> GOAL
List, from the lines below, each one with "Tree" in it.

> Stored items from a collection
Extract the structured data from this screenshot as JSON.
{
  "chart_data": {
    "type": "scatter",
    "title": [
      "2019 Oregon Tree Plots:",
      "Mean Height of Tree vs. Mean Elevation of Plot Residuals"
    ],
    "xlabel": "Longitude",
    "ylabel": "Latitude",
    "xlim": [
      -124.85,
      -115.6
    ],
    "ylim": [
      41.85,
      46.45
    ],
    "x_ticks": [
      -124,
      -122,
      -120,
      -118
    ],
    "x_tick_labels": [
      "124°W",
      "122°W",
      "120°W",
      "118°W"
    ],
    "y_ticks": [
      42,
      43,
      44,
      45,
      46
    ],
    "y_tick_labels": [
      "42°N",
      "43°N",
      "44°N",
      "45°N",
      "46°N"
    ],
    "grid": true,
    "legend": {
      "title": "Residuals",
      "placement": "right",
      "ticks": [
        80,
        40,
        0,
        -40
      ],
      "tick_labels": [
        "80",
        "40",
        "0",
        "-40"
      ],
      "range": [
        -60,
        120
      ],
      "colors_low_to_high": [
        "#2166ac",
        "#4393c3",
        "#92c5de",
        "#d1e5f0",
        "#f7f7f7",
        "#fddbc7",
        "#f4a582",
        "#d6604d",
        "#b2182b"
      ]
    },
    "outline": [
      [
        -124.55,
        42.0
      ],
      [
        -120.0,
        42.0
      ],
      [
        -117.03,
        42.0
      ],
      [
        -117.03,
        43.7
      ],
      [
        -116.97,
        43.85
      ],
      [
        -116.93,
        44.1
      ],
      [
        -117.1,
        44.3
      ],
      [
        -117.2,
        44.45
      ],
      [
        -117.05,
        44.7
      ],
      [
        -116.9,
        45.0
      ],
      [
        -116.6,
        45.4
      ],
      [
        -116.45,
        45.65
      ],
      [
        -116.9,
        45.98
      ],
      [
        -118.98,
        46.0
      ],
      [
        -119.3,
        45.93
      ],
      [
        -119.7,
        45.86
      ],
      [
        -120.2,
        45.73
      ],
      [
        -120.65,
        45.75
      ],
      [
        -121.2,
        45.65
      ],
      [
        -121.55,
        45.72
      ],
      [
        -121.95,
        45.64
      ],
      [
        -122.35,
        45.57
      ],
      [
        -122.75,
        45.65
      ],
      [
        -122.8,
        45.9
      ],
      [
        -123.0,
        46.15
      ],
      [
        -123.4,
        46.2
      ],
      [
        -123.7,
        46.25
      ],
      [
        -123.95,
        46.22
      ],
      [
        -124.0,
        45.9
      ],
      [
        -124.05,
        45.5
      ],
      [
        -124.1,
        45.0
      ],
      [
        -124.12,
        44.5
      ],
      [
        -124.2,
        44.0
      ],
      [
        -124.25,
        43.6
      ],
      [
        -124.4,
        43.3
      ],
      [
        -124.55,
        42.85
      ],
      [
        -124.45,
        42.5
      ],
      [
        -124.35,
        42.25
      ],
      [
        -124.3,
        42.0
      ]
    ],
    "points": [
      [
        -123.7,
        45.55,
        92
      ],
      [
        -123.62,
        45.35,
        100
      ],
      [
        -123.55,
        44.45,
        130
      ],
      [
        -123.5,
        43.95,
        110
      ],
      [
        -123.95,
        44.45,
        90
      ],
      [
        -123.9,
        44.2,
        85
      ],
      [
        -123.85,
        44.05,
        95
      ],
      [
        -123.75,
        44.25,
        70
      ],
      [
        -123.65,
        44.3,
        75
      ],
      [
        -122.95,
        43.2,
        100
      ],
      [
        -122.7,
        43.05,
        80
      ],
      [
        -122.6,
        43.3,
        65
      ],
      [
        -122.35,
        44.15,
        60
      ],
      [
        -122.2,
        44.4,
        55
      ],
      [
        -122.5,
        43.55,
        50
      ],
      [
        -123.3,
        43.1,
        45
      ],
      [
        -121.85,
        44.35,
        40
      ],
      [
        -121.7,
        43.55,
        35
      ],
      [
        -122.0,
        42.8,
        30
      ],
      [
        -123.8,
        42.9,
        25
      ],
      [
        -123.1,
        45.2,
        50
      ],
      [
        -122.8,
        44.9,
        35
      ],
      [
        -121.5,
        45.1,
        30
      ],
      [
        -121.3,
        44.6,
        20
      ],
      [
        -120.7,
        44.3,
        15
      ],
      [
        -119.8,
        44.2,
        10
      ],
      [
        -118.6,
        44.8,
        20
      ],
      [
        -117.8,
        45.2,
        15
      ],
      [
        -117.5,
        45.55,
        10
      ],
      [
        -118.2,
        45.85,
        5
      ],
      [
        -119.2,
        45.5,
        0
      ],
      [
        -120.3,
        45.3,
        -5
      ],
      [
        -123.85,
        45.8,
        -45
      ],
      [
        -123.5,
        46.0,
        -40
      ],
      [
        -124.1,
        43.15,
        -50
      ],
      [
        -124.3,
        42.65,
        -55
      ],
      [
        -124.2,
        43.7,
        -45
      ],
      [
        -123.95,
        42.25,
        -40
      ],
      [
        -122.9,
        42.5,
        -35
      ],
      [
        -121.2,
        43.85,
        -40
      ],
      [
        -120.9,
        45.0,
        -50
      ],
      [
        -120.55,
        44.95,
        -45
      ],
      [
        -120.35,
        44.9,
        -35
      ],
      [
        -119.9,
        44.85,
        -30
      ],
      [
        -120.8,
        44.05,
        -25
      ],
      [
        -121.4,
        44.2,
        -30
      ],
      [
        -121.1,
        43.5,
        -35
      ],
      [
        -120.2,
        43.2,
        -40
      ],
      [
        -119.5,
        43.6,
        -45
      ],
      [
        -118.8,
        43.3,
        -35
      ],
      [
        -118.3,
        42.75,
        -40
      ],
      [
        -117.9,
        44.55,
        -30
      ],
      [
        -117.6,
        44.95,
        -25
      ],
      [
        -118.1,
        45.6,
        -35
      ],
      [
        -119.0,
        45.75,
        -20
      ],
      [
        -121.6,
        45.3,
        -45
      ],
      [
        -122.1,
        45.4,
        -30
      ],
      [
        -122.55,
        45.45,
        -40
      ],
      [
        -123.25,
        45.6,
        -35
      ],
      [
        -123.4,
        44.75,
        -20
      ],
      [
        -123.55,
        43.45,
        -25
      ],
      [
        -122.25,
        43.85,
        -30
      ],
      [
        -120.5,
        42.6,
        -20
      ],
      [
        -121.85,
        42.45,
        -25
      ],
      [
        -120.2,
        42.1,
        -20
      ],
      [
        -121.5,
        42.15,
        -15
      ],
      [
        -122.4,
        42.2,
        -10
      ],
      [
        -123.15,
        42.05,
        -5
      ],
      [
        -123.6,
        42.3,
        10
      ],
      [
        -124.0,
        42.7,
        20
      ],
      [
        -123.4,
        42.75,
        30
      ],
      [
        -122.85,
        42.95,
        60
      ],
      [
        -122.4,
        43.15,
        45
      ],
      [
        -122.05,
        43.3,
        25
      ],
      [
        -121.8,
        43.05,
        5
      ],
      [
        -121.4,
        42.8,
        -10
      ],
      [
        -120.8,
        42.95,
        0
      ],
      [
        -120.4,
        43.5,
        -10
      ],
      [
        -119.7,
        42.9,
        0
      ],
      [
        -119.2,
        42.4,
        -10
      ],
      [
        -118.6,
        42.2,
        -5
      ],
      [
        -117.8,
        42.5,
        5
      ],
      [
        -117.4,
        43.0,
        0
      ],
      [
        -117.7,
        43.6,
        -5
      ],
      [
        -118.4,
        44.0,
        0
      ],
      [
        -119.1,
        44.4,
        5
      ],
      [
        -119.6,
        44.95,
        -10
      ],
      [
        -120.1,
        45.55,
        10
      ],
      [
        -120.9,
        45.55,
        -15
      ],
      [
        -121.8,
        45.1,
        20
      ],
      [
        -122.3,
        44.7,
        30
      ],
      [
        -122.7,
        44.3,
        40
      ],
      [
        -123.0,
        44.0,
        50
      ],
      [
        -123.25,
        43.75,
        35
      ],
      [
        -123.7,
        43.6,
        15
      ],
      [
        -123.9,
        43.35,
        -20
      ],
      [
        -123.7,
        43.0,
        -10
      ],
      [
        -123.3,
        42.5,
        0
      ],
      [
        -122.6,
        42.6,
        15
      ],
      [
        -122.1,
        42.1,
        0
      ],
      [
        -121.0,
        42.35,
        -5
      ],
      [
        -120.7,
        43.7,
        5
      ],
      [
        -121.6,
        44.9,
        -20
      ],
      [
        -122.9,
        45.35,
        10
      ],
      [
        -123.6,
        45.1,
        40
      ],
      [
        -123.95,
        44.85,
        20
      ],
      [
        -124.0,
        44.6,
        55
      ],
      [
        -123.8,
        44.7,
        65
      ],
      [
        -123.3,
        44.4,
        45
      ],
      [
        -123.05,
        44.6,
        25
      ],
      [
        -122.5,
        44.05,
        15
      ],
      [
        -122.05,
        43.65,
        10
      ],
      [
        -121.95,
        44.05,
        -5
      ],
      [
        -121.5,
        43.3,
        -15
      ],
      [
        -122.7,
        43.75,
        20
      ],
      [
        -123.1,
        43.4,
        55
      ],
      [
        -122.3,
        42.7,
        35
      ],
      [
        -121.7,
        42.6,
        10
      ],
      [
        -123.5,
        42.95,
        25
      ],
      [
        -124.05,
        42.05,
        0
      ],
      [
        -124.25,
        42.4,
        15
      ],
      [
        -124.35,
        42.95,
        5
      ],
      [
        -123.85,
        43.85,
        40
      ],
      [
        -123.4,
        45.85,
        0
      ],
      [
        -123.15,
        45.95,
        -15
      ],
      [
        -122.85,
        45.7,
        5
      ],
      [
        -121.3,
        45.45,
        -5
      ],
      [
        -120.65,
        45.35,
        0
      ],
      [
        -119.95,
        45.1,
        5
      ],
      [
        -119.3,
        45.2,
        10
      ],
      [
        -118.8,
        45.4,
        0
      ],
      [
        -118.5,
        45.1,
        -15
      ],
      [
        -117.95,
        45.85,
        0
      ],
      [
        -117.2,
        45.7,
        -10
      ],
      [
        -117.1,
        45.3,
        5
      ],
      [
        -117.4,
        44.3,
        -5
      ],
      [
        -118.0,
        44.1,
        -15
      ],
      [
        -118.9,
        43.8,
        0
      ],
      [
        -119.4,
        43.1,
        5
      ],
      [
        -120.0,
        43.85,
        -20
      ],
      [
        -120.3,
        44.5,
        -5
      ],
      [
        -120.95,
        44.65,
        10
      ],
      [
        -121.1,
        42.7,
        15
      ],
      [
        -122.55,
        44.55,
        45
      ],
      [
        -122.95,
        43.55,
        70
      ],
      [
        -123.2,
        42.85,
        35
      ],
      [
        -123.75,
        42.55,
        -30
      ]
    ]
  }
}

> SOLUTION BELOW
      "2019 Oregon Tree Plots:",
      "Mean Height of Tree vs. Mean Elevation of Plot Residuals"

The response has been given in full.